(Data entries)

┄┄┄┄┄┄┄┄┄┄┄┄┄┄┄┄┄┄┄┄

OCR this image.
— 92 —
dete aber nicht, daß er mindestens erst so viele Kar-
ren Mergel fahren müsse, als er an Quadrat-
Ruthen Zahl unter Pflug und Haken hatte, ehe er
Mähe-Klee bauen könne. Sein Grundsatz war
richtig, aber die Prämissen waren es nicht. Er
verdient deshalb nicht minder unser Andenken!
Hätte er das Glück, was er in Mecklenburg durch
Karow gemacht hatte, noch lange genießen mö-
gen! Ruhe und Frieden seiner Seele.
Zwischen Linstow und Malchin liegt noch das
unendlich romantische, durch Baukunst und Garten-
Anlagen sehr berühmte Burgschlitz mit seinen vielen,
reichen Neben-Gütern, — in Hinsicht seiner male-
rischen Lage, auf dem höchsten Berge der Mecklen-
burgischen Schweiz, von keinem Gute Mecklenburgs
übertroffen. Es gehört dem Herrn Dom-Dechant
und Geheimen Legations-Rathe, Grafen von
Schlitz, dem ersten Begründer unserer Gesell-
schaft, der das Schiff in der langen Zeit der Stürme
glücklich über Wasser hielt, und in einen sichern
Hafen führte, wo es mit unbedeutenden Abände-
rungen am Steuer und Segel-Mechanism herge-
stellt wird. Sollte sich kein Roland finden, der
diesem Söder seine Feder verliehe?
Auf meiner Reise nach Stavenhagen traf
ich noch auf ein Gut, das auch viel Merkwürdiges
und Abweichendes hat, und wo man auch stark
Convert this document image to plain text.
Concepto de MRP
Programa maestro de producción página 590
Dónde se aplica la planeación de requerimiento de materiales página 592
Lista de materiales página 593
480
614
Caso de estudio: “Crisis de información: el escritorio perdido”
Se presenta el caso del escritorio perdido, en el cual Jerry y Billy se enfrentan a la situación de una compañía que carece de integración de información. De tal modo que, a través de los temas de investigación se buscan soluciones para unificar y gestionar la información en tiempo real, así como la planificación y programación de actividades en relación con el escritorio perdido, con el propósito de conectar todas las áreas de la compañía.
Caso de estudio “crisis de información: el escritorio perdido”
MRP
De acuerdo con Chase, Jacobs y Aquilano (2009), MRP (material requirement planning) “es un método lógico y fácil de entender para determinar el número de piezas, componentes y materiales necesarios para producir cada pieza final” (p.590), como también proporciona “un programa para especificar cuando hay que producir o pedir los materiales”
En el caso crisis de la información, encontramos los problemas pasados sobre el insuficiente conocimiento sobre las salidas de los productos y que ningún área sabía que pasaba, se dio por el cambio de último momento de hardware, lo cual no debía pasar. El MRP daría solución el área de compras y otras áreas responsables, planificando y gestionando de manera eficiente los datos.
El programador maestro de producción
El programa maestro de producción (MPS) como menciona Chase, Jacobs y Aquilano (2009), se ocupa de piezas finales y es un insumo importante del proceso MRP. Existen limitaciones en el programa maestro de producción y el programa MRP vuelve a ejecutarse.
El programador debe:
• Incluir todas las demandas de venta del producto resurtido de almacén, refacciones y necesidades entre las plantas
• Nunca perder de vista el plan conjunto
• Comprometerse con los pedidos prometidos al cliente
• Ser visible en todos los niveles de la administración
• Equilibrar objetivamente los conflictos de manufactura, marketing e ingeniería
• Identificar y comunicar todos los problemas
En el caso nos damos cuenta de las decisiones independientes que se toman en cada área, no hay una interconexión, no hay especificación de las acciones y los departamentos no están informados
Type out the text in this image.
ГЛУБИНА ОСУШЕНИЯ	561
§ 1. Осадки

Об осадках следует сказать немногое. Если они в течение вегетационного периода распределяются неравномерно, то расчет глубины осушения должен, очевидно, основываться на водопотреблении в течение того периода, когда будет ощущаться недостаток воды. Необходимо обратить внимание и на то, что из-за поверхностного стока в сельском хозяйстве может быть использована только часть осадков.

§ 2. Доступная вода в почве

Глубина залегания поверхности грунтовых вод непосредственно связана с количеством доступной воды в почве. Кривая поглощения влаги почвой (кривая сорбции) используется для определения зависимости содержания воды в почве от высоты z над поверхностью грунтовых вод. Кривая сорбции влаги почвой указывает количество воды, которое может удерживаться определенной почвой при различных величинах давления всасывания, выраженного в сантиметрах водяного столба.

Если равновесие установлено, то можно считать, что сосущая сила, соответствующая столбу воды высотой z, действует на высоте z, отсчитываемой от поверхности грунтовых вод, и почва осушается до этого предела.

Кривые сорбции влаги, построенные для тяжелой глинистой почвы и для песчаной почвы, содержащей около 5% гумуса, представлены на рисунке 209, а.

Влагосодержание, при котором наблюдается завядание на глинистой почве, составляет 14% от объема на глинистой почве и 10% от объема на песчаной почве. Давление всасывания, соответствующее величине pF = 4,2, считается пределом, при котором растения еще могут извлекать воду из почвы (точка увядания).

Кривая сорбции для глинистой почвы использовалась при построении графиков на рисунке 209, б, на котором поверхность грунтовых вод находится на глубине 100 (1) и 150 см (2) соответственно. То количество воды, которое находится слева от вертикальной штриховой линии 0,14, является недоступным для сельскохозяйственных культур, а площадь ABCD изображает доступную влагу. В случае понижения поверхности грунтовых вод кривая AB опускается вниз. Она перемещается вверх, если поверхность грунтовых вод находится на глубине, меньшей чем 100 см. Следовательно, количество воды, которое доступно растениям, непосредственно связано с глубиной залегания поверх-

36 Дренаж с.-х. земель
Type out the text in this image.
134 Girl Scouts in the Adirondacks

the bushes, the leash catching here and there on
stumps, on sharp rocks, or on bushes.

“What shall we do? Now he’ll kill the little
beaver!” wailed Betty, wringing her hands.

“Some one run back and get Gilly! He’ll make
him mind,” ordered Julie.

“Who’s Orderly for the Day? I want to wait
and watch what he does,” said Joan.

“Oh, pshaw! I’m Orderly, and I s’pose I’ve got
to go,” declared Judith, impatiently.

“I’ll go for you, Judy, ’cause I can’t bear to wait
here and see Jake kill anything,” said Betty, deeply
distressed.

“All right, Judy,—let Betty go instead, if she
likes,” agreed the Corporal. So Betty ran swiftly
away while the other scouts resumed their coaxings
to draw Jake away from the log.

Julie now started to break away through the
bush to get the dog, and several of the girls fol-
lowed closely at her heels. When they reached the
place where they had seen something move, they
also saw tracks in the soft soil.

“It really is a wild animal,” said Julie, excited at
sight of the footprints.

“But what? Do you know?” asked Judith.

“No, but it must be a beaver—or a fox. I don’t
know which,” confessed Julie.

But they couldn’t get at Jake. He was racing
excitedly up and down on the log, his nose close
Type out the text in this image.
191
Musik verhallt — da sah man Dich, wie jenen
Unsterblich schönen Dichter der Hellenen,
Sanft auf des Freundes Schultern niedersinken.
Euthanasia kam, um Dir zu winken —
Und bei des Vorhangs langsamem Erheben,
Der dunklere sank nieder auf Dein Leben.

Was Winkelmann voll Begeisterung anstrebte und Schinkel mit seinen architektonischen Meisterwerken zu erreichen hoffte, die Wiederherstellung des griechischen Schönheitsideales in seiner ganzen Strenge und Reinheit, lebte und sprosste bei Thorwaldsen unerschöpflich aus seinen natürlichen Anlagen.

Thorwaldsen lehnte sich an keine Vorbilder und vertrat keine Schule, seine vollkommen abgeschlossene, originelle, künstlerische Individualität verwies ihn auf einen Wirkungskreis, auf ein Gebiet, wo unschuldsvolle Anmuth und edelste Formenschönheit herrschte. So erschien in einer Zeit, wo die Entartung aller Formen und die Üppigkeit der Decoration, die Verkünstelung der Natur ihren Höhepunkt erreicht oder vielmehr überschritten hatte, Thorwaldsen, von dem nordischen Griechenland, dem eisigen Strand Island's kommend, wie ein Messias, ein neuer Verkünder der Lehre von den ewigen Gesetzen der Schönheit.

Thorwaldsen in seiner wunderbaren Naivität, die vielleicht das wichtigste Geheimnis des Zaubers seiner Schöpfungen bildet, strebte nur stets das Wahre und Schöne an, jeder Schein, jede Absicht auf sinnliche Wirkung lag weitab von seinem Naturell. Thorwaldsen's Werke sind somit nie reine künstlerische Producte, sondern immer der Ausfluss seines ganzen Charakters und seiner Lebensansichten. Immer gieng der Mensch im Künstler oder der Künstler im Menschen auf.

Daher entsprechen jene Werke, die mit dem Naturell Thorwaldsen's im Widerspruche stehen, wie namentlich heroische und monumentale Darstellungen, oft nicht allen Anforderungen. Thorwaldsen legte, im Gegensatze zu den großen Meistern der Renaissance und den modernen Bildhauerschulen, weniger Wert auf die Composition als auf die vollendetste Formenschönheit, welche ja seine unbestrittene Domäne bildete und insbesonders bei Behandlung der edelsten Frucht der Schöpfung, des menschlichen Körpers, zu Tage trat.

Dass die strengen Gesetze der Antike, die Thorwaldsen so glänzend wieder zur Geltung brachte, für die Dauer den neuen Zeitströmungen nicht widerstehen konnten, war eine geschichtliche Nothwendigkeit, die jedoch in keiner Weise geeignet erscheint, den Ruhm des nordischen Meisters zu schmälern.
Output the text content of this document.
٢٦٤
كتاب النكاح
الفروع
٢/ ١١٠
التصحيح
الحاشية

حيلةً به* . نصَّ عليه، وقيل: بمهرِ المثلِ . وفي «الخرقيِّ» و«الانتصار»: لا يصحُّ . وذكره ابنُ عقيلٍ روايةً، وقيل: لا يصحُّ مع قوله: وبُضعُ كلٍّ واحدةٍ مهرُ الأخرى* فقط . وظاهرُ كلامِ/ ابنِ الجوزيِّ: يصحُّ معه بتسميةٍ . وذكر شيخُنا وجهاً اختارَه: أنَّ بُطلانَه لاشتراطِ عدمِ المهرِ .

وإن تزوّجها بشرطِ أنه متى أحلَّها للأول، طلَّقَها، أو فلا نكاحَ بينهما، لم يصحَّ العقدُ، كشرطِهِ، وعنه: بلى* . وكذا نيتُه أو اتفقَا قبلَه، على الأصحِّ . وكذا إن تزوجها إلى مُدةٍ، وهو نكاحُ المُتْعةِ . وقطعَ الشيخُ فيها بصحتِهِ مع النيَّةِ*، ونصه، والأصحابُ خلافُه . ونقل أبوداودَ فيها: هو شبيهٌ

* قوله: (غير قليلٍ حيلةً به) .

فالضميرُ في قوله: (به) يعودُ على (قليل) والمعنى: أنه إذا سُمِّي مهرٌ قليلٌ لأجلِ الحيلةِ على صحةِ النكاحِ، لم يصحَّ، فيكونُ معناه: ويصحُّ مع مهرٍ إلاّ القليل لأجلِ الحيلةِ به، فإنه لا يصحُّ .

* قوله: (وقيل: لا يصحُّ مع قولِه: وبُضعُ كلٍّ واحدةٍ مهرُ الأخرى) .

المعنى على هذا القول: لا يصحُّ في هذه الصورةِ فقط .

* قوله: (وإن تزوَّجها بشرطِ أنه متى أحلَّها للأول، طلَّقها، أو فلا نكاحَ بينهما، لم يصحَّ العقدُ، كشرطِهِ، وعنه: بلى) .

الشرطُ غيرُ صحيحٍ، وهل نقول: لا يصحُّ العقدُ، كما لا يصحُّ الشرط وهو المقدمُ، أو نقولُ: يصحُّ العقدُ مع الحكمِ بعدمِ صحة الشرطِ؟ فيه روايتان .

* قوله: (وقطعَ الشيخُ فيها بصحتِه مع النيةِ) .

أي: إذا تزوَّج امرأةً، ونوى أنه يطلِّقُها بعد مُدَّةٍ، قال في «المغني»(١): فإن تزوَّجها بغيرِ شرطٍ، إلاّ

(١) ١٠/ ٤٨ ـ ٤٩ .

┄┄┄┄┄┄┄┄┄┄┄┄┄┄┄┄┄┄┄┄

Set task: Count how many lines of the material hold the string "página". Give the number and nothing more.

Answer for this exercise: 3